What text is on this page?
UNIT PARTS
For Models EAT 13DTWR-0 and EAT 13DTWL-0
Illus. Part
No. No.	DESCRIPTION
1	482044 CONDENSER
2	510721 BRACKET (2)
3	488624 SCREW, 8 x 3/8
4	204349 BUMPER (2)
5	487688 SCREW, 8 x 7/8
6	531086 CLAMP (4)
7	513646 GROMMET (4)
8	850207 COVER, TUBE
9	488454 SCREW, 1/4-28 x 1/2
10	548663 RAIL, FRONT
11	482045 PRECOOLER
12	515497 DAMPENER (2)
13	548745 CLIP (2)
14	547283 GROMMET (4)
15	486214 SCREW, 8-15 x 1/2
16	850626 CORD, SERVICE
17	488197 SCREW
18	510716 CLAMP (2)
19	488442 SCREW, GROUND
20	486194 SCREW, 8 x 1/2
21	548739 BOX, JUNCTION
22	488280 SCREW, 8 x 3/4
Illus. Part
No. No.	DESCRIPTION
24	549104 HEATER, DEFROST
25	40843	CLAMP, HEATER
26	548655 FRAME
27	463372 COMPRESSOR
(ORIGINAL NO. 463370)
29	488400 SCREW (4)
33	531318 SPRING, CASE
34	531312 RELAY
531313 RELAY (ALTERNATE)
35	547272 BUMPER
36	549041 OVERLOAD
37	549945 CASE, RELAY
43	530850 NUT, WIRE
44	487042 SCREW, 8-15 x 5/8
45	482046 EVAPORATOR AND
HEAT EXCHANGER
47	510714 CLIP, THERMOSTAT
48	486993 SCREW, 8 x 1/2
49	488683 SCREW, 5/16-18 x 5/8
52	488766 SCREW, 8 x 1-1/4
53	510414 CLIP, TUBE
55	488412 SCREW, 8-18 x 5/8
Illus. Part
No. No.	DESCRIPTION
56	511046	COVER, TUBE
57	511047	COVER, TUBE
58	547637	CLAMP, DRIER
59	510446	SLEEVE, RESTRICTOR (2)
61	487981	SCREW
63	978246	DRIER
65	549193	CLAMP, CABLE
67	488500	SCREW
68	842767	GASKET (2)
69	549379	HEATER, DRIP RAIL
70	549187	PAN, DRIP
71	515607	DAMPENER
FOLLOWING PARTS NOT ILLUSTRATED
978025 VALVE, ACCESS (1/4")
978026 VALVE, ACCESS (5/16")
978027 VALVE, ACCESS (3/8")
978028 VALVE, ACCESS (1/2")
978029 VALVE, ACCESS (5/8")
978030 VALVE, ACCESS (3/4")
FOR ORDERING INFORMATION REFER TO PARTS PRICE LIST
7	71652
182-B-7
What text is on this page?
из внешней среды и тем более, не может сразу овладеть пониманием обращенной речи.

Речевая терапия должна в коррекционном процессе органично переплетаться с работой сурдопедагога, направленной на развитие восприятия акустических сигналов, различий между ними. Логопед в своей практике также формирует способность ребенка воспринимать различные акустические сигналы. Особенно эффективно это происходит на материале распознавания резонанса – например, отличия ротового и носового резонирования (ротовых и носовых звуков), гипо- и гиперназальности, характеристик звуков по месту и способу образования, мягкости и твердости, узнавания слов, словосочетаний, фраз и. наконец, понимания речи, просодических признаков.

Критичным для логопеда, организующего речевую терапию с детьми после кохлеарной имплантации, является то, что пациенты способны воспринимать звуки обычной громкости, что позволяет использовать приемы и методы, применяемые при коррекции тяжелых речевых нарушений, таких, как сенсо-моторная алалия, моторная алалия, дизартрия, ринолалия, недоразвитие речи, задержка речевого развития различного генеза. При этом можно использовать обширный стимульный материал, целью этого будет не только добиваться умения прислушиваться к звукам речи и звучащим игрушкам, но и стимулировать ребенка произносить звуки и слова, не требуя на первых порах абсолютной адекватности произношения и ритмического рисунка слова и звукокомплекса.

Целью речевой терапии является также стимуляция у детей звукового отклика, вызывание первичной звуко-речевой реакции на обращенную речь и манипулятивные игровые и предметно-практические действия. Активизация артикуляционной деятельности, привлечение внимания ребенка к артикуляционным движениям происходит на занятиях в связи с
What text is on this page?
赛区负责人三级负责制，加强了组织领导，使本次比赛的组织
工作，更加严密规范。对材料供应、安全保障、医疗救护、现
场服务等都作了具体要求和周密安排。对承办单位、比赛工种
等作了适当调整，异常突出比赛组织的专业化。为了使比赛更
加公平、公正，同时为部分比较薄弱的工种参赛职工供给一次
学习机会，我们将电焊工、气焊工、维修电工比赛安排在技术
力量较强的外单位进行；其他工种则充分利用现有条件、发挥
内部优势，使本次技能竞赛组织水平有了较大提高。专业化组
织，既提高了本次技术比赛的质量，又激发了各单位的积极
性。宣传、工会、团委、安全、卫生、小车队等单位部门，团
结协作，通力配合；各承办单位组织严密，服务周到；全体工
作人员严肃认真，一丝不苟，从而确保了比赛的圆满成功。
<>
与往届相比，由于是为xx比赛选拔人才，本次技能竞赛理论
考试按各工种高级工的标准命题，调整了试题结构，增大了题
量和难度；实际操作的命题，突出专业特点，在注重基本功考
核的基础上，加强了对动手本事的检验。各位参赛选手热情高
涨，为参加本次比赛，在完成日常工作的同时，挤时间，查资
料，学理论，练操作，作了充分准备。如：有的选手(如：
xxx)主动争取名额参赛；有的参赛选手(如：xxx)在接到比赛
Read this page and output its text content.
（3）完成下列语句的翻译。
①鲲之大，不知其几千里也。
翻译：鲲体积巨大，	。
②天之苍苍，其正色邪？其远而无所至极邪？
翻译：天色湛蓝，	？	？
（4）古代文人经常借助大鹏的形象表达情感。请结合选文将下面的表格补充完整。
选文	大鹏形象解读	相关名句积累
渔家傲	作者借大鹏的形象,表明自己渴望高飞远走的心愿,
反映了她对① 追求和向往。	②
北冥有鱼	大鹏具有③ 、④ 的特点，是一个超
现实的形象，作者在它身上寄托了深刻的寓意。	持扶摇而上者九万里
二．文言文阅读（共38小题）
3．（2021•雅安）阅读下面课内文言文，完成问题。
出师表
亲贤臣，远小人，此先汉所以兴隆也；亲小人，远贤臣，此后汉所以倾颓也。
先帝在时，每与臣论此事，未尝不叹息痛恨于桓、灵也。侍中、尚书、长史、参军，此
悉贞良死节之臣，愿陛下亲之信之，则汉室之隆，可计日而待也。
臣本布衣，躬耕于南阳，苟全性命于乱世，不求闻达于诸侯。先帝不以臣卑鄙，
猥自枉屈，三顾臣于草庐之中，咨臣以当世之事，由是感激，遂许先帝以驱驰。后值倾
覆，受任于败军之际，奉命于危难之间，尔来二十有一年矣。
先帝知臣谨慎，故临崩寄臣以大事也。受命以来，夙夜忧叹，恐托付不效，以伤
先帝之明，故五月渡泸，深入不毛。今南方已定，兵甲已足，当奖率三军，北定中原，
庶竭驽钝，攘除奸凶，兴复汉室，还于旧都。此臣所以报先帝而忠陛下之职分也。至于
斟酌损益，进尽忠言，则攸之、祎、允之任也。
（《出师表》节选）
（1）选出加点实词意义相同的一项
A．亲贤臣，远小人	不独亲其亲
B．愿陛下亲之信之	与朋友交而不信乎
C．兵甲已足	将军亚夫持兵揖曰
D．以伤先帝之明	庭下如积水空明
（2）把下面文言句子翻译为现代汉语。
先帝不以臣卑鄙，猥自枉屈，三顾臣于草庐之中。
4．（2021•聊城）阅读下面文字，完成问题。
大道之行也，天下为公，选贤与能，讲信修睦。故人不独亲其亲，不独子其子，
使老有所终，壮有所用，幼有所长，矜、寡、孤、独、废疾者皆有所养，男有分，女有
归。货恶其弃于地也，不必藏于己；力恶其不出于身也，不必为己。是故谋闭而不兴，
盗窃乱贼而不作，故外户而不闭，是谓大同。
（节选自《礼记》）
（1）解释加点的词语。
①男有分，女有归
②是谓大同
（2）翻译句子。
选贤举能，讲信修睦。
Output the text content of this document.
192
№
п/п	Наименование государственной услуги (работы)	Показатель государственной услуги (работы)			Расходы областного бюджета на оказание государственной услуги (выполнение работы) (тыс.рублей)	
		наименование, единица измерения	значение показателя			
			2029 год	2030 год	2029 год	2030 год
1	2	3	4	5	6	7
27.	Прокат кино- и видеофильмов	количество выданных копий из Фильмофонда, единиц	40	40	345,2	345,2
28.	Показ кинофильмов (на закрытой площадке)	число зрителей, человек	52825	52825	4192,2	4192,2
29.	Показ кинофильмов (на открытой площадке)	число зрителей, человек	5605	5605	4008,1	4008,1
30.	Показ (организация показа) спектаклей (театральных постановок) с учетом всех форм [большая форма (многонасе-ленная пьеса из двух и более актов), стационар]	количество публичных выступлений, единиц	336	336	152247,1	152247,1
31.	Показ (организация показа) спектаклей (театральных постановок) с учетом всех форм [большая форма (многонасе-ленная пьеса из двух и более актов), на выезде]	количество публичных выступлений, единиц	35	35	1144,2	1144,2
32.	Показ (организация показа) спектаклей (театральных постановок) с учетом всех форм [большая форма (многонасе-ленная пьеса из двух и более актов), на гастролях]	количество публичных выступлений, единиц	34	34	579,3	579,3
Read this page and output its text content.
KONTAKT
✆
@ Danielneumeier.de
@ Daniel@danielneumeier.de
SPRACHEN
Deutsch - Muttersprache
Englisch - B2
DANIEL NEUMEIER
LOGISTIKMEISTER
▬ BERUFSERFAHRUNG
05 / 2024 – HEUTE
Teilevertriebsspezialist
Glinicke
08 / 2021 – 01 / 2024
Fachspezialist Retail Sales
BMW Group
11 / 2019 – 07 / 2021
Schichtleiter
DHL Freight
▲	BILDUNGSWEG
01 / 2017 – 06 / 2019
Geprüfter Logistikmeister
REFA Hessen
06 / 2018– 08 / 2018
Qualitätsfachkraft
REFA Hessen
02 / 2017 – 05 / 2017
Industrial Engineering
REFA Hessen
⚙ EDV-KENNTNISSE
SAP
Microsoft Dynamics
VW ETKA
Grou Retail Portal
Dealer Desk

» **SET TASK**:
Go through the entries above and pull out each line with "ACCESS" in it.

» **THE ANSWER**:
978025 VALVE, ACCESS (1/4")
978026 VALVE, ACCESS (5/16")
978027 VALVE, ACCESS (3/8")
978028 VALVE, ACCESS (1/2")
978029 VALVE, ACCESS (5/8")
978030 VALVE, ACCESS (3/4")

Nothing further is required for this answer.